Prompt A:
Answer these questions about the forum thread, one per line, marked as they are:
(i) How often does the first post say to squeeze the overly flattened area?
(ii) About how far is the poster's door-latch rod worn down?
(iii) What year is given for the stove in the last post?
— Start of Supplied text —
# DON'T replace that old door gasket, re-shape it.



## arnash (Feb 26, 2011)

If a door gasket is compressed enough in some spot that the door doesn't press a piece of paper tightly against the body, (allowing air in through a gap between them, don't think that that makes it necessary to replace the gasket (the asbestos rope).  Do what I did yesterday, reshape the gasket with a pair of pliers.  Squeeze in the overly flattened area every quarter inch. 



 

 







If your stove is older and well used, check the door-latch rod to see if it's worn down.  Mine is worn down perhaps 1/8th inch so the door wouldn't close tightly until I wound a thick wire around it.  But there was still one area where a mail-in magazine subscription card was real loose.  So I reshaped the gasket in that spot and afterward it gripped the paper card pretty firmly.


----------



## soupy1957 (Feb 26, 2011)

A good "quick fix" suggestion (Gasket).  However, as you know, any time you manipulate something that is brittle or hardened, it eventually re-smashes (as it were) itself, BACK to the shape it was originally.  Ultimately you should replace the Gasket, for a fresh start at keeping a good seal. That said.........I'm sure your temporary fix will help some, for a while.

-Soupy1957


----------



## arnash (Feb 27, 2011)

I have no experience with asbestos rope gaskets and don't know if the door gasket in my stove has ever been replaced, but it's currently quite flexible. It seems that it's in very good shape if it's as old as the stove (1988).   Definitely, any brittle gasket is not flexible and replacement is the only option.
— End of Supplied text —
Prompt B: Recast the listing's lines from the line with "y-tick-label: 200 (104, 162, 133, 182)" up to and including the line with "y-tick-label: 0 (124, 412, 133, 432)" as a Markdown table with the columns Row and Entry. Give one numbered row per line.
— Start of Supplied material —
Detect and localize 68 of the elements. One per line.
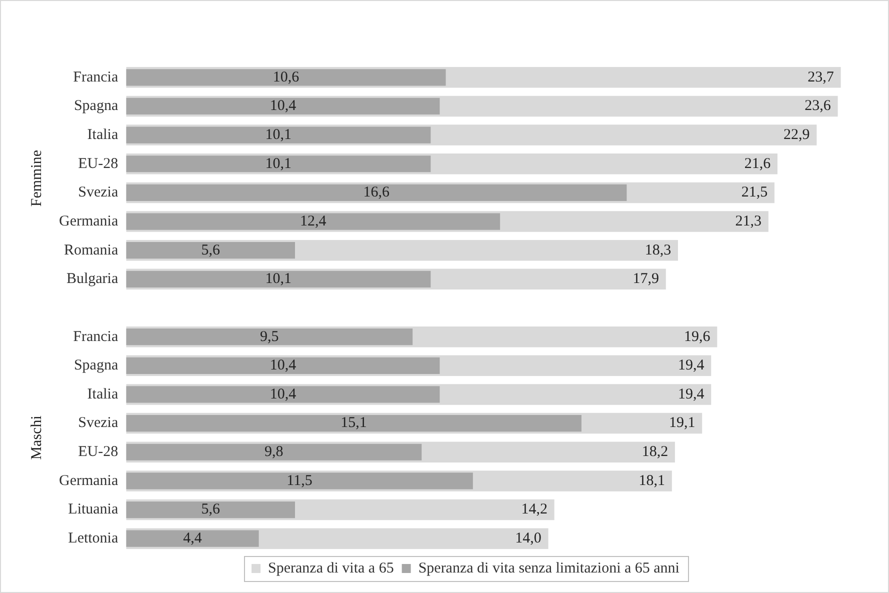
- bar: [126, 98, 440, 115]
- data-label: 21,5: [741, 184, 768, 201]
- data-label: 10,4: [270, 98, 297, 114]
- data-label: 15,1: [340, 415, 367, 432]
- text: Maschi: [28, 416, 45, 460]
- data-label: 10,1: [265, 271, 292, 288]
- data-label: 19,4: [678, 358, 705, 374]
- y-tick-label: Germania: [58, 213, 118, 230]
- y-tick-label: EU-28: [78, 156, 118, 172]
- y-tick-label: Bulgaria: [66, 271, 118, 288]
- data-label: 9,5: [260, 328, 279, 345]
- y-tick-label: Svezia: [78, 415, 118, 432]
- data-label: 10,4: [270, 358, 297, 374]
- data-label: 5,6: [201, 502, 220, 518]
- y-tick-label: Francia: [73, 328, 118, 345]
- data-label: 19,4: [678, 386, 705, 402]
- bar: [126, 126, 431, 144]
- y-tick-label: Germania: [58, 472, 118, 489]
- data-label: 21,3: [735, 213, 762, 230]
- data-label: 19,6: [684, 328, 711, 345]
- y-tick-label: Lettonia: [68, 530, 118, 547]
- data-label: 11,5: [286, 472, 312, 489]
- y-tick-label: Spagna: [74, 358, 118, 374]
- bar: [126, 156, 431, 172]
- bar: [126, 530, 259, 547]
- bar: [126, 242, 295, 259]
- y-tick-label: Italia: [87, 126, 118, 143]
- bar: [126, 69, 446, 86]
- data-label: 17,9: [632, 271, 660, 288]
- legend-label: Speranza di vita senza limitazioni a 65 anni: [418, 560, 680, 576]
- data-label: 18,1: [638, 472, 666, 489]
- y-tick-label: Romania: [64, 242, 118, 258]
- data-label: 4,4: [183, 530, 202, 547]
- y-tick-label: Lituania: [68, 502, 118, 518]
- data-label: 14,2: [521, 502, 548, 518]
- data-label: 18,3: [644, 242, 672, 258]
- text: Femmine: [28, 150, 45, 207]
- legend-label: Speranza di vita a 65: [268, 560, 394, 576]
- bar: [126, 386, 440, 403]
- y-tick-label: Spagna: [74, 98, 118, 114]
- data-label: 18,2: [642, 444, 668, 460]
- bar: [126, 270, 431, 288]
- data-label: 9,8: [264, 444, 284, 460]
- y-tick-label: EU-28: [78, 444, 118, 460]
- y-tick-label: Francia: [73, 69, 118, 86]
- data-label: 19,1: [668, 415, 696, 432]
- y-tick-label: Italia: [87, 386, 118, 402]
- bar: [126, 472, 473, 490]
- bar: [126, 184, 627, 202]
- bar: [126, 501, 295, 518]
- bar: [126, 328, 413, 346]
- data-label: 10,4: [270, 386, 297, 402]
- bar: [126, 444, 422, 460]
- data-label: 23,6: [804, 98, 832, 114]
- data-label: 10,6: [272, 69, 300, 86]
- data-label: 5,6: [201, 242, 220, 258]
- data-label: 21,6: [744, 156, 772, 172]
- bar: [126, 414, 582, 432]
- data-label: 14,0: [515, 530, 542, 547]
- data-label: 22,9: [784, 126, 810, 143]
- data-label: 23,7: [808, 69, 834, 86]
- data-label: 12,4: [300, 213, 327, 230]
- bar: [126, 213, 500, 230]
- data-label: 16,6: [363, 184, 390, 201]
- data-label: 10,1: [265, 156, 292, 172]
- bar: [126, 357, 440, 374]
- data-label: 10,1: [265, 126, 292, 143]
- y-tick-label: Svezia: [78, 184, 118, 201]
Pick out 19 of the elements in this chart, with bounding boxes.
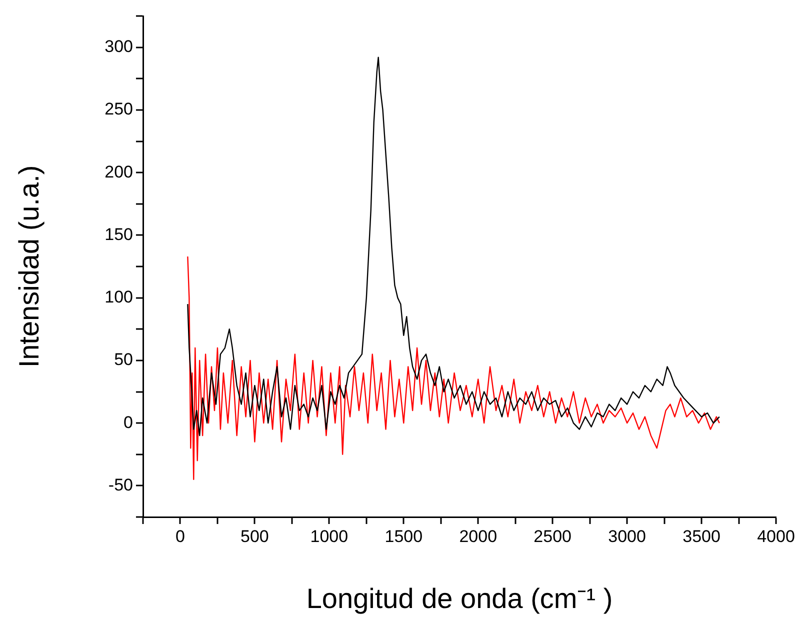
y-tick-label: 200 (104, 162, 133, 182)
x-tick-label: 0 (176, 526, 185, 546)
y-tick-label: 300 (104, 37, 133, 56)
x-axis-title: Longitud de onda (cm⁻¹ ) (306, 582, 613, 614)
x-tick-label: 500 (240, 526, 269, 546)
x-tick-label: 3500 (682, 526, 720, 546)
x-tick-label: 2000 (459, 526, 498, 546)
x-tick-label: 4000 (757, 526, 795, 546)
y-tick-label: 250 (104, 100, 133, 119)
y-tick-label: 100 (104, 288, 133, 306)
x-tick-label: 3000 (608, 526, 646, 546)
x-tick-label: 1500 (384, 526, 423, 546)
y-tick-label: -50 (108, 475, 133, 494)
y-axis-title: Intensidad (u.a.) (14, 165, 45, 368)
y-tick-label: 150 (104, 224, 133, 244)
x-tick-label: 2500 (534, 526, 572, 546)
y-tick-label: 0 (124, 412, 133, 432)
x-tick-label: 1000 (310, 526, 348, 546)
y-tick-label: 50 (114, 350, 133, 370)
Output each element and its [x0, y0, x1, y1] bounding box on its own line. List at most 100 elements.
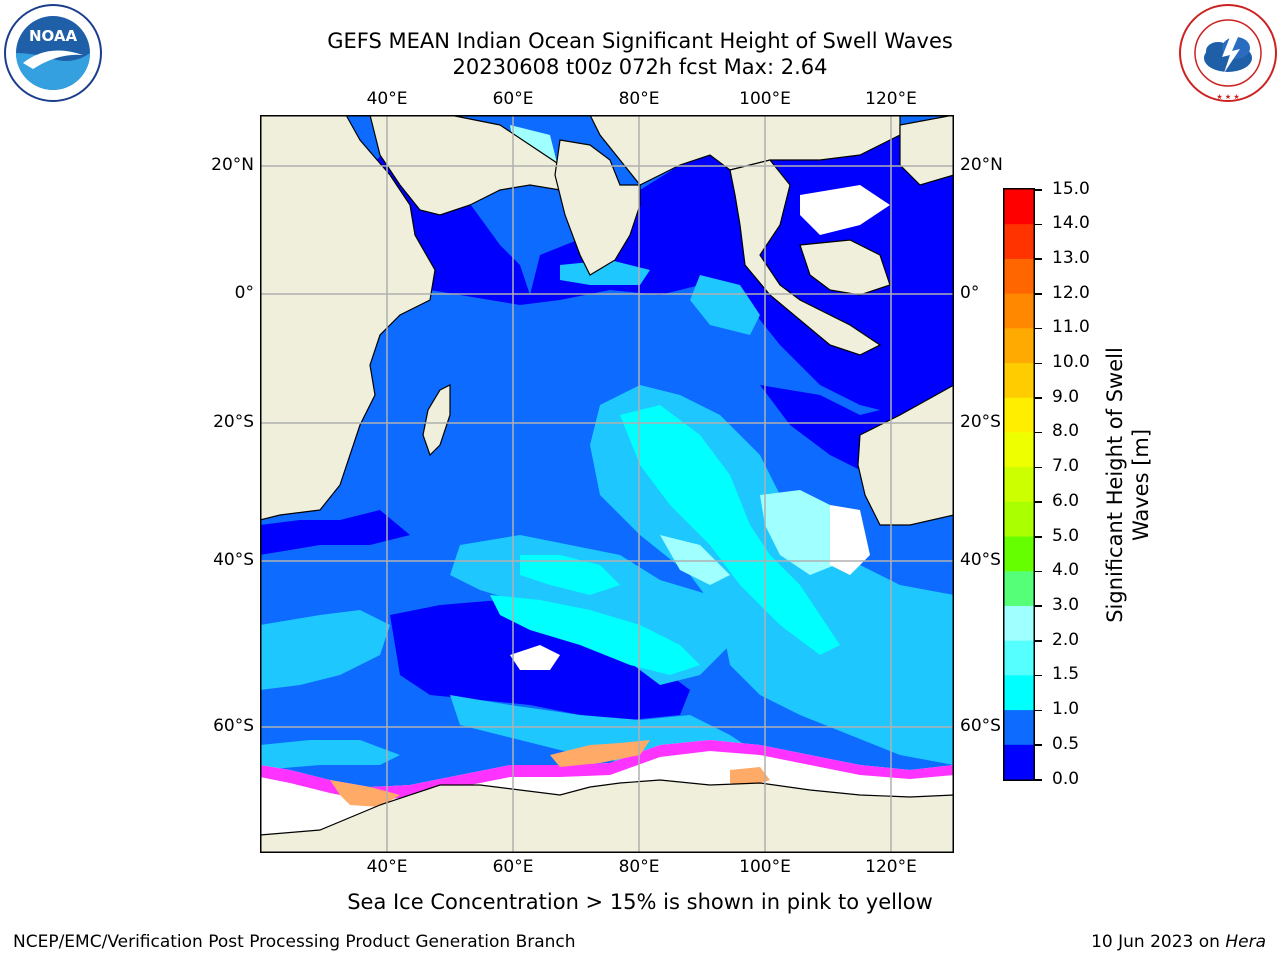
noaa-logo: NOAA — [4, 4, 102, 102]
— End of Supplied material —
Complete output A:
(i) Every quarter inch.
(ii) Perhaps 1/8th inch.
(iii) 1988.

Complete output B:
| Row | Entry |
|---|---|
| 1 | y-tick-label: 200 (104, 162, 133, 182) |
| 2 | x-tick-label: 0 (176, 526, 185, 546) |
| 3 | y-tick-label: 300 (104, 37, 133, 56) |
| 4 | x-axis-title: Longitud de onda (cm⁻¹ ) (306, 582, 613, 614) |
| 5 | x-tick-label: 500 (240, 526, 269, 546) |
| 6 | x-tick-label: 3500 (682, 526, 720, 546) |
| 7 | x-tick-label: 2000 (459, 526, 498, 546) |
| 8 | x-tick-label: 4000 (757, 526, 795, 546) |
| 9 | y-tick-label: 250 (104, 100, 133, 119) |
| 10 | y-tick-label: 100 (104, 288, 133, 306) |
| 11 | x-tick-label: 3000 (608, 526, 646, 546) |
| 12 | x-tick-label: 1500 (384, 526, 423, 546) |
| 13 | y-tick-label: -50 (108, 475, 133, 494) |
| 14 | y-axis-title: Intensidad (u.a.) (14, 165, 45, 368) |
| 15 | y-tick-label: 150 (104, 224, 133, 244) |
| 16 | x-tick-label: 2500 (534, 526, 572, 546) |
| 17 | y-tick-label: 0 (124, 412, 133, 432) |